Data provided below:

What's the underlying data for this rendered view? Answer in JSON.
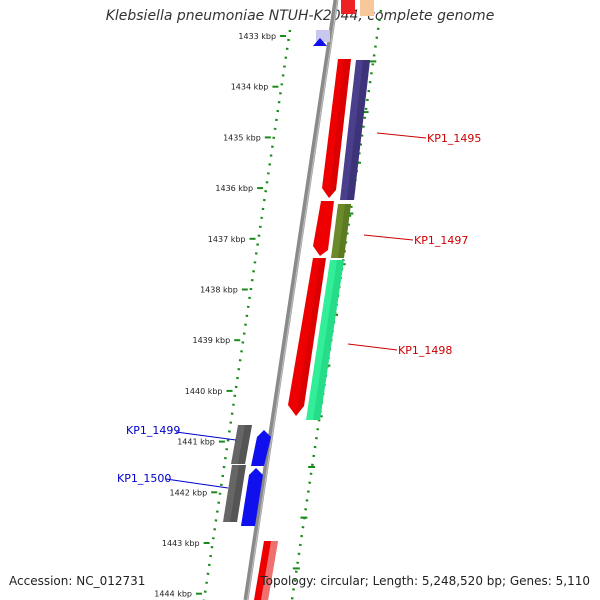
{
  "title": "Klebsiella pneumoniae NTUH-K2044, complete genome",
  "accession": "Accession: NC_012731",
  "summary": "Topology: circular; Length: 5,248,520 bp; Genes: 5,110",
  "ticks": [
    {
      "label": "1433 kbp",
      "kbp": 1433
    },
    {
      "label": "1434 kbp",
      "kbp": 1434
    },
    {
      "label": "1435 kbp",
      "kbp": 1435
    },
    {
      "label": "1436 kbp",
      "kbp": 1436
    },
    {
      "label": "1437 kbp",
      "kbp": 1437
    },
    {
      "label": "1438 kbp",
      "kbp": 1438
    },
    {
      "label": "1439 kbp",
      "kbp": 1439
    },
    {
      "label": "1440 kbp",
      "kbp": 1440
    },
    {
      "label": "1441 kbp",
      "kbp": 1441
    },
    {
      "label": "1442 kbp",
      "kbp": 1442
    },
    {
      "label": "1443 kbp",
      "kbp": 1443
    },
    {
      "label": "1444 kbp",
      "kbp": 1444
    }
  ],
  "gene_labels": [
    {
      "text": "KP1_1495",
      "color": "#cc0000"
    },
    {
      "text": "KP1_1497",
      "color": "#cc0000"
    },
    {
      "text": "KP1_1498",
      "color": "#cc0000"
    },
    {
      "text": "KP1_1499",
      "color": "#0000cc"
    },
    {
      "text": "KP1_1500",
      "color": "#0000cc"
    }
  ],
  "colors": {
    "backbone": "#8a8a8a",
    "tick_dots": "#1a8a1a",
    "gene_red": "#ee0000",
    "gene_purple": "#4a3f8c",
    "gene_olive": "#6b8a2a",
    "gene_green": "#33ee99",
    "gene_gray": "#666666",
    "gene_blue": "#1010ee"
  }
}
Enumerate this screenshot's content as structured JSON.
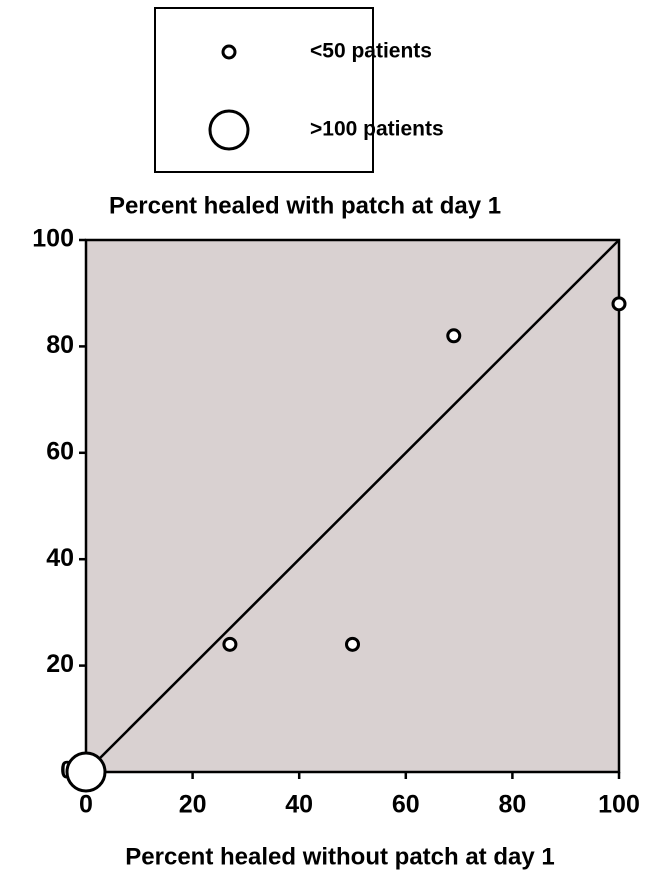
{
  "chart_data": {
    "type": "scatter",
    "ylabel": "Percent healed with patch at day 1",
    "xlabel": "Percent healed without patch at day 1",
    "series": [
      {
        "name": "<50 patients",
        "x": [
          27,
          50,
          69,
          100
        ],
        "values": [
          24,
          24,
          82,
          88
        ],
        "color": "#ffffff"
      },
      {
        "name": ">100 patients",
        "x": [
          0
        ],
        "values": [
          0
        ],
        "color": "#ffffff"
      }
    ],
    "xlim": [
      0,
      100
    ],
    "ylim": [
      0,
      100
    ],
    "xticks": [
      0,
      20,
      40,
      60,
      80,
      100
    ],
    "yticks": [
      0,
      20,
      40,
      60,
      80,
      100
    ],
    "background": "#d9d1d1",
    "identity_line": true,
    "legend": "top"
  }
}
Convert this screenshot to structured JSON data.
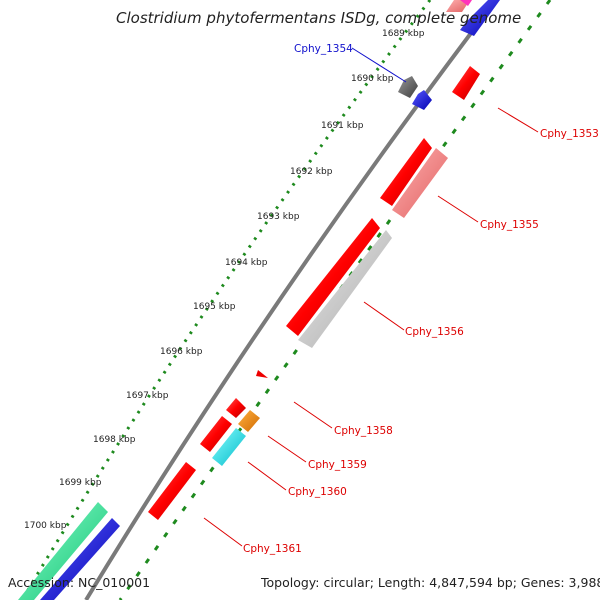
{
  "title": "Clostridium phytofermentans ISDg, complete genome",
  "footer": {
    "accession": "Accession: NC_010001",
    "summary": "Topology: circular; Length: 4,847,594 bp; Genes: 3,988"
  },
  "kbp_labels": [
    "1689 kbp",
    "1690 kbp",
    "1691 kbp",
    "1692 kbp",
    "1693 kbp",
    "1694 kbp",
    "1695 kbp",
    "1696 kbp",
    "1697 kbp",
    "1698 kbp",
    "1699 kbp",
    "1700 kbp"
  ],
  "genes": [
    {
      "name": "Cphy_1353",
      "color": "#ee0000"
    },
    {
      "name": "Cphy_1354",
      "color": "#1010cc"
    },
    {
      "name": "Cphy_1355",
      "color": "#ee0000"
    },
    {
      "name": "Cphy_1356",
      "color": "#ee0000"
    },
    {
      "name": "Cphy_1358",
      "color": "#ee0000"
    },
    {
      "name": "Cphy_1359",
      "color": "#ee0000"
    },
    {
      "name": "Cphy_1360",
      "color": "#ee0000"
    },
    {
      "name": "Cphy_1361",
      "color": "#ee0000"
    }
  ],
  "colors": {
    "cds_forward": "#ff0000",
    "cds_reverse_light": "#f08080",
    "cds_grey": "#c8c8c8",
    "backbone": "#808080",
    "tick_green": "#2a8a2a",
    "orange": "#ff8c00",
    "cyan": "#00e5e5",
    "mint": "#33ee99",
    "blue": "#1a1aff",
    "pink": "#ff66cc"
  }
}
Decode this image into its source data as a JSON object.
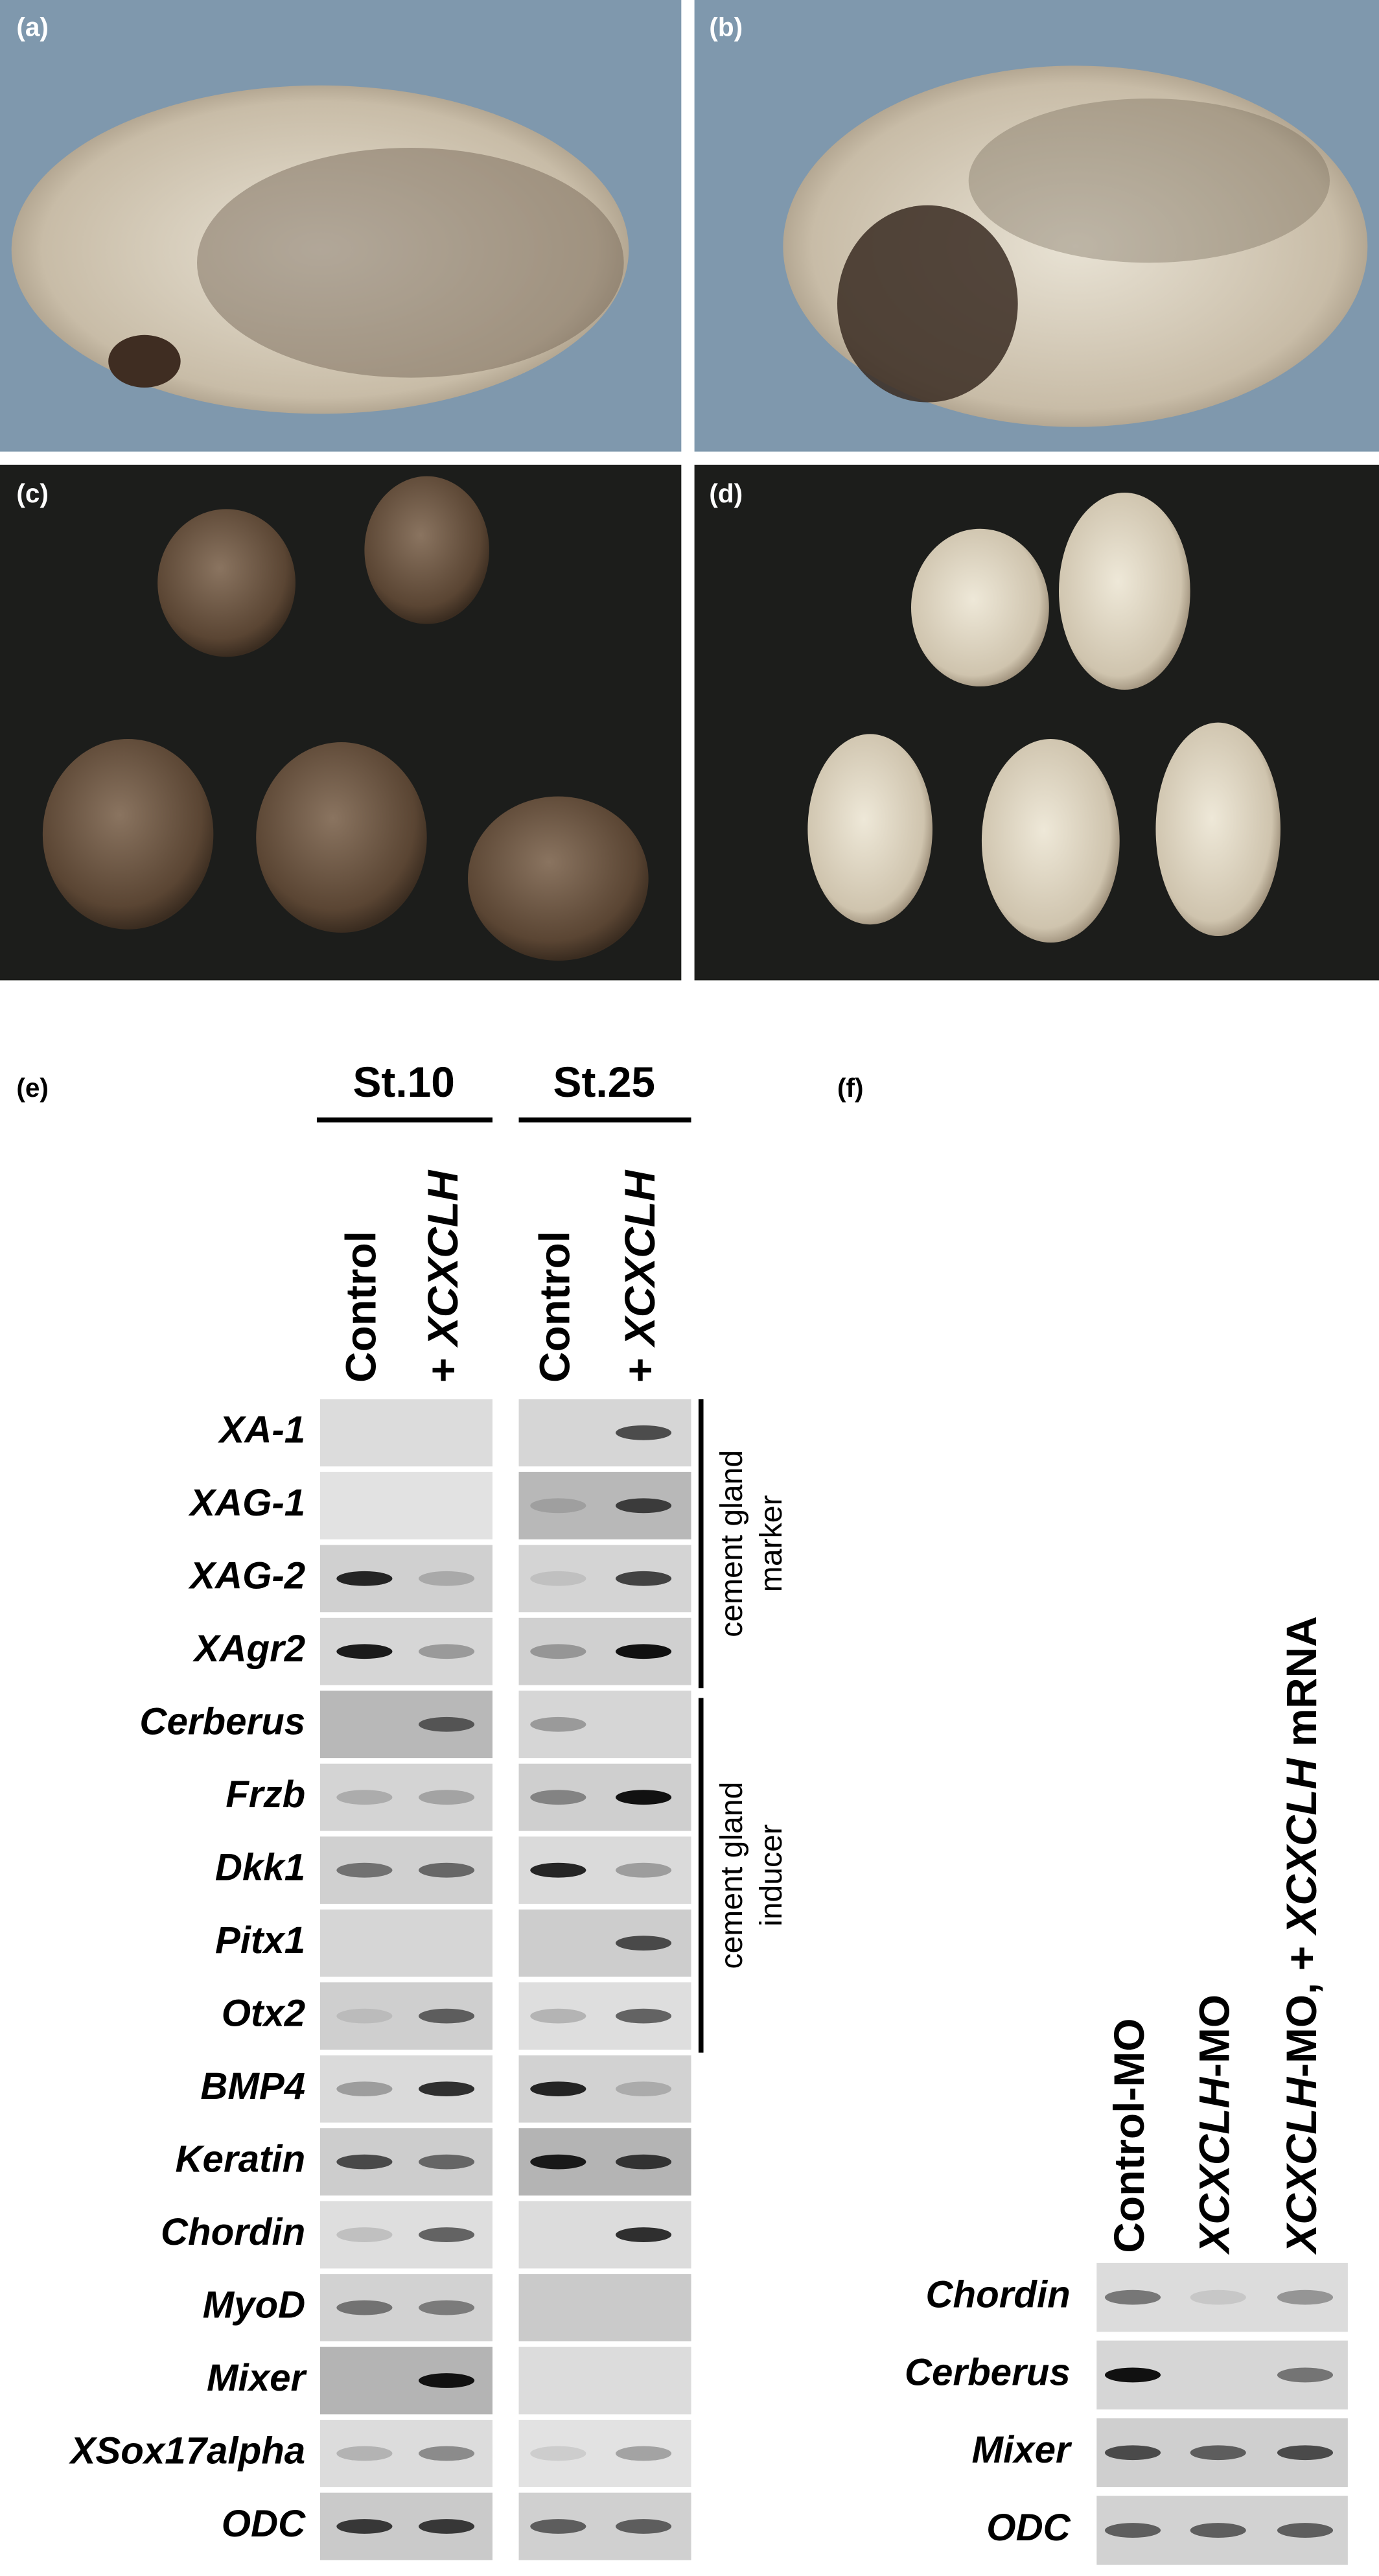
{
  "panels": {
    "a": "(a)",
    "b": "(b)",
    "c": "(c)",
    "d": "(d)"
  },
  "e": {
    "label": "(e)",
    "stages": [
      "St.10",
      "St.25"
    ],
    "lanes": [
      [
        {
          "text": "Control",
          "italic": false
        }
      ],
      [
        {
          "text": "+ ",
          "italic": false
        },
        {
          "text": "XCXCLH",
          "italic": true
        }
      ]
    ],
    "genes": [
      "XA-1",
      "XAG-1",
      "XAG-2",
      "XAgr2",
      "Cerberus",
      "Frzb",
      "Dkk1",
      "Pitx1",
      "Otx2",
      "BMP4",
      "Keratin",
      "Chordin",
      "MyoD",
      "Mixer",
      "XSox17alpha",
      "ODC"
    ],
    "groups": [
      [
        "cement gland",
        "marker"
      ],
      [
        "cement gland",
        "inducer"
      ]
    ]
  },
  "f": {
    "label": "(f)",
    "lanes": [
      [
        {
          "text": "Control-MO",
          "italic": false
        }
      ],
      [
        {
          "text": "XCXCLH",
          "italic": true
        },
        {
          "text": "-MO",
          "italic": false
        }
      ],
      [
        {
          "text": "XCXCLH",
          "italic": true
        },
        {
          "text": "-MO, + ",
          "italic": false
        },
        {
          "text": "XCXCLH",
          "italic": true
        },
        {
          "text": " mRNA",
          "italic": false
        }
      ]
    ],
    "genes": [
      "Chordin",
      "Cerberus",
      "Mixer",
      "ODC"
    ]
  }
}
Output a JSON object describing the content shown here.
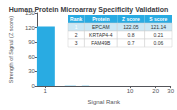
{
  "chart_data": {
    "type": "bar",
    "title": "Human Protein Microarray Specificity Validation",
    "xlabel": "Signal Rank",
    "ylabel": "Strength of Signal (Z score)",
    "x": [
      1,
      2,
      3,
      4,
      5,
      6,
      7,
      8,
      9,
      10,
      11,
      12,
      13,
      14,
      15,
      16,
      17,
      18,
      19,
      20,
      21,
      22,
      23,
      24,
      25,
      26,
      27,
      28,
      29,
      30
    ],
    "values": [
      122.05,
      0.8,
      0.7,
      0.05,
      0.05,
      0.05,
      0.05,
      0.05,
      0.05,
      0.05,
      0.05,
      0.05,
      0.05,
      0.05,
      0.05,
      0.05,
      0.05,
      0.05,
      0.05,
      0.05,
      0.05,
      0.05,
      0.05,
      0.05,
      0.05,
      0.05,
      0.05,
      0.05,
      0.05,
      0.05
    ],
    "color": "#29abe2",
    "log": "x",
    "xlim": [
      0.8,
      30
    ],
    "xticks": [
      1,
      10,
      20,
      30
    ],
    "ylim": [
      0,
      150
    ],
    "yticks": [
      0,
      30,
      60,
      90,
      120,
      150
    ],
    "grid": false,
    "table": {
      "rows": [
        [
          "Rank",
          "Protein",
          "Z score",
          "S score"
        ],
        [
          "1",
          "EPCAM",
          "122.05",
          "121.14"
        ],
        [
          "2",
          "KRTAP4-4",
          "0.8",
          "0.21"
        ],
        [
          "3",
          "FAM49B",
          "0.7",
          "0.06"
        ]
      ],
      "header_color": "#29abe2",
      "header_text_color": "#ffffff",
      "row1_color": "#cce8f5",
      "row_color": "#ffffff",
      "text_color": "#333333"
    }
  }
}
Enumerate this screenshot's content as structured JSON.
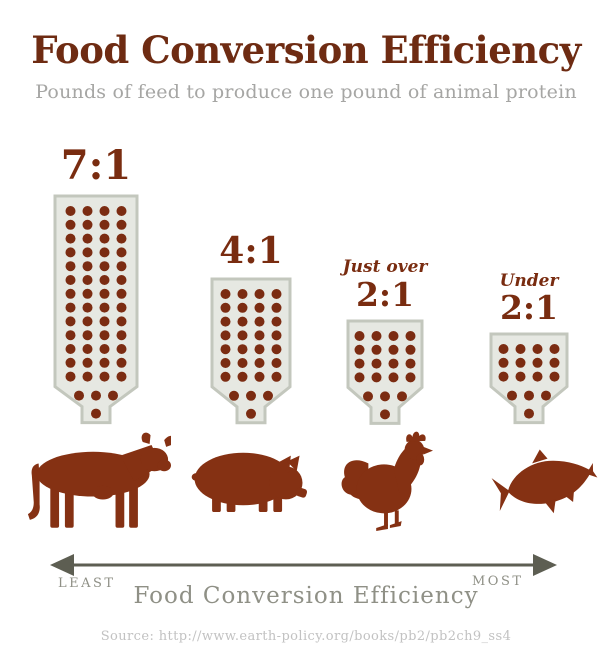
{
  "header": {
    "title": "Food Conversion Efficiency",
    "subtitle": "Pounds of feed to produce one pound of animal protein"
  },
  "chart_data": {
    "type": "pictogram",
    "title": "Food Conversion Efficiency",
    "subtitle": "Pounds of feed to produce one pound of animal protein",
    "description": "Feed hoppers filled with feed-pellet dots above animal silhouettes; hopper size and dot count are proportional to pounds of feed needed per pound of animal protein",
    "categories": [
      "cattle",
      "pig",
      "chicken",
      "fish"
    ],
    "series": [
      {
        "animal": "cattle",
        "qualifier": "",
        "ratio_label": "7:1",
        "feed_to_protein_ratio": 7,
        "dots": 56
      },
      {
        "animal": "pig",
        "qualifier": "",
        "ratio_label": "4:1",
        "feed_to_protein_ratio": 4,
        "dots": 32
      },
      {
        "animal": "chicken",
        "qualifier": "Just over",
        "ratio_label": "2:1",
        "feed_to_protein_ratio": 2.1,
        "dots": 20
      },
      {
        "animal": "fish",
        "qualifier": "Under",
        "ratio_label": "2:1",
        "feed_to_protein_ratio": 1.9,
        "dots": 16
      }
    ],
    "axis": {
      "left_end_label": "LEAST",
      "right_end_label": "MOST",
      "axis_title": "Food Conversion Efficiency",
      "direction": "double-headed horizontal arrow from least efficient (left) to most efficient (right)"
    },
    "grid": false,
    "legend_position": "none"
  },
  "footer": {
    "least_label": "LEAST",
    "most_label": "MOST",
    "axis_title": "Food Conversion Efficiency",
    "source": "Source: http://www.earth-policy.org/books/pb2/pb2ch9_ss4"
  },
  "colors": {
    "title_brown": "#6e2b12",
    "ratio_brown": "#792c10",
    "dot_brown": "#7b2c12",
    "animal_brown": "#853113",
    "funnel_fill": "#e6e8e2",
    "funnel_border": "#c3c7bd",
    "arrow_gray": "#5d5e52",
    "axis_text_gray": "#8f9086",
    "subtitle_gray": "#a6a6a4",
    "source_gray": "#c2c2c2"
  }
}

End of Data provided.

• [Exercise] Filter the data above by the word "genome" and copy every line that matches.

• [Completed task]
  "title": "Klebsiella pneumoniae NTUH-K2044, complete genome",
  "title": "Clostridium phytofermentans ISDg, complete genome",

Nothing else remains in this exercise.